WHAT TO DO >>
Transcribe each line exactly.

•••

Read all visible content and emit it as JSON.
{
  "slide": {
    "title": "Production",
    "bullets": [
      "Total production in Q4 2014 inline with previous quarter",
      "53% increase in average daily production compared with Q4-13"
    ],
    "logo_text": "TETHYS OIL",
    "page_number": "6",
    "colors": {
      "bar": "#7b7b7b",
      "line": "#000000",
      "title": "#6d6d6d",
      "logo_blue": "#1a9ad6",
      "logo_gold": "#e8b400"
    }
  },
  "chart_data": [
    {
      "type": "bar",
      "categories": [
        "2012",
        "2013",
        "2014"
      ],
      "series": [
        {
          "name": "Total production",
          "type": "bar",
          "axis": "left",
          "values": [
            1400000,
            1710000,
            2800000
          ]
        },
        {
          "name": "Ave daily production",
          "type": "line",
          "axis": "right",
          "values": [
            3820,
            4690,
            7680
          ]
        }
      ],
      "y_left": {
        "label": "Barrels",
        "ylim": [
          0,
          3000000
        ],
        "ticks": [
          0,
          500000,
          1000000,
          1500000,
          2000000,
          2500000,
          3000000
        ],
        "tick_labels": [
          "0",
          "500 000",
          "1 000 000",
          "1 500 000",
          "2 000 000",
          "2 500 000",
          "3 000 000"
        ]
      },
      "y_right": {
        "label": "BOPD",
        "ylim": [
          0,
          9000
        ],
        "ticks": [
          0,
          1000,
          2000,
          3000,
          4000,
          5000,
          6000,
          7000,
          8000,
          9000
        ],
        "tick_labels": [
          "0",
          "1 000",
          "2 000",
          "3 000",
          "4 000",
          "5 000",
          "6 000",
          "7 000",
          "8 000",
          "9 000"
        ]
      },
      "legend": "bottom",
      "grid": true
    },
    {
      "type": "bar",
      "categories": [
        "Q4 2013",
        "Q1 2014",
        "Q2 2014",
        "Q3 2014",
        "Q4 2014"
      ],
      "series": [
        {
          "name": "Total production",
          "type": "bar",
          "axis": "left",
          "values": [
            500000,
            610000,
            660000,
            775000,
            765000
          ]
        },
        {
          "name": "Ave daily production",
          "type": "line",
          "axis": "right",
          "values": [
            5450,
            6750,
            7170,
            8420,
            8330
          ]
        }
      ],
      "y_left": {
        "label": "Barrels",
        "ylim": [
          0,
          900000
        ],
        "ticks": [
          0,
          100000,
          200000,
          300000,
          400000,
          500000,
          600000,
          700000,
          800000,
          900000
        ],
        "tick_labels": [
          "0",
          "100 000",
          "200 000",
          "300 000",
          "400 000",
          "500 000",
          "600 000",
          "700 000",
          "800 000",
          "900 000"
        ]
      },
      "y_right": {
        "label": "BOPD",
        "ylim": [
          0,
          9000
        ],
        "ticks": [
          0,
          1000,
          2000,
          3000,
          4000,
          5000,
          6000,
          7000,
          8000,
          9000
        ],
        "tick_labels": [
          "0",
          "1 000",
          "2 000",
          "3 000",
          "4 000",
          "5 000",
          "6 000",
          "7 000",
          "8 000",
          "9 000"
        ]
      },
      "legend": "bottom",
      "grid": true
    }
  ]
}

•••

REPLY TO THE TASK >>
Read all visible content and emit it as JSON.
{
  "slide": {
    "title": "Production",
    "bullets": [
      "Total production in Q4 2014 inline with previous quarter",
      "53% increase in average daily production compared with Q4-13"
    ],
    "logo_text": "TETHYS OIL",
    "page_number": "6",
    "colors": {
      "bar": "#7b7b7b",
      "line": "#000000",
      "title": "#6d6d6d",
      "logo_blue": "#1a9ad6",
      "logo_gold": "#e8b400"
    }
  },
  "chart_data": [
    {
      "type": "bar",
      "categories": [
        "2012",
        "2013",
        "2014"
      ],
      "series": [
        {
          "name": "Total production",
          "type": "bar",
          "axis": "left",
          "values": [
            1400000,
            1710000,
            2800000
          ]
        },
        {
          "name": "Ave daily production",
          "type": "line",
          "axis": "right",
          "values": [
            3820,
            4690,
            7680
          ]
        }
      ],
      "y_left": {
        "label": "Barrels",
        "ylim": [
          0,
          3000000
        ],
        "ticks": [
          0,
          500000,
          1000000,
          1500000,
          2000000,
          2500000,
          3000000
        ],
        "tick_labels": [
          "0",
          "500 000",
          "1 000 000",
          "1 500 000",
          "2 000 000",
          "2 500 000",
          "3 000 000"
        ]
      },
      "y_right": {
        "label": "BOPD",
        "ylim": [
          0,
          9000
        ],
        "ticks": [
          0,
          1000,
          2000,
          3000,
          4000,
          5000,
          6000,
          7000,
          8000,
          9000
        ],
        "tick_labels": [
          "0",
          "1 000",
          "2 000",
          "3 000",
          "4 000",
          "5 000",
          "6 000",
          "7 000",
          "8 000",
          "9 000"
        ]
      },
      "legend": "bottom",
      "grid": true
    },
    {
      "type": "bar",
      "categories": [
        "Q4 2013",
        "Q1 2014",
        "Q2 2014",
        "Q3 2014",
        "Q4 2014"
      ],
      "series": [
        {
          "name": "Total production",
          "type": "bar",
          "axis": "left",
          "values": [
            500000,
            610000,
            660000,
            775000,
            765000
          ]
        },
        {
          "name": "Ave daily production",
          "type": "line",
          "axis": "right",
          "values": [
            5450,
            6750,
            7170,
            8420,
            8330
          ]
        }
      ],
      "y_left": {
        "label": "Barrels",
        "ylim": [
          0,
          900000
        ],
        "ticks": [
          0,
          100000,
          200000,
          300000,
          400000,
          500000,
          600000,
          700000,
          800000,
          900000
        ],
        "tick_labels": [
          "0",
          "100 000",
          "200 000",
          "300 000",
          "400 000",
          "500 000",
          "600 000",
          "700 000",
          "800 000",
          "900 000"
        ]
      },
      "y_right": {
        "label": "BOPD",
        "ylim": [
          0,
          9000
        ],
        "ticks": [
          0,
          1000,
          2000,
          3000,
          4000,
          5000,
          6000,
          7000,
          8000,
          9000
        ],
        "tick_labels": [
          "0",
          "1 000",
          "2 000",
          "3 000",
          "4 000",
          "5 000",
          "6 000",
          "7 000",
          "8 000",
          "9 000"
        ]
      },
      "legend": "bottom",
      "grid": true
    }
  ]
}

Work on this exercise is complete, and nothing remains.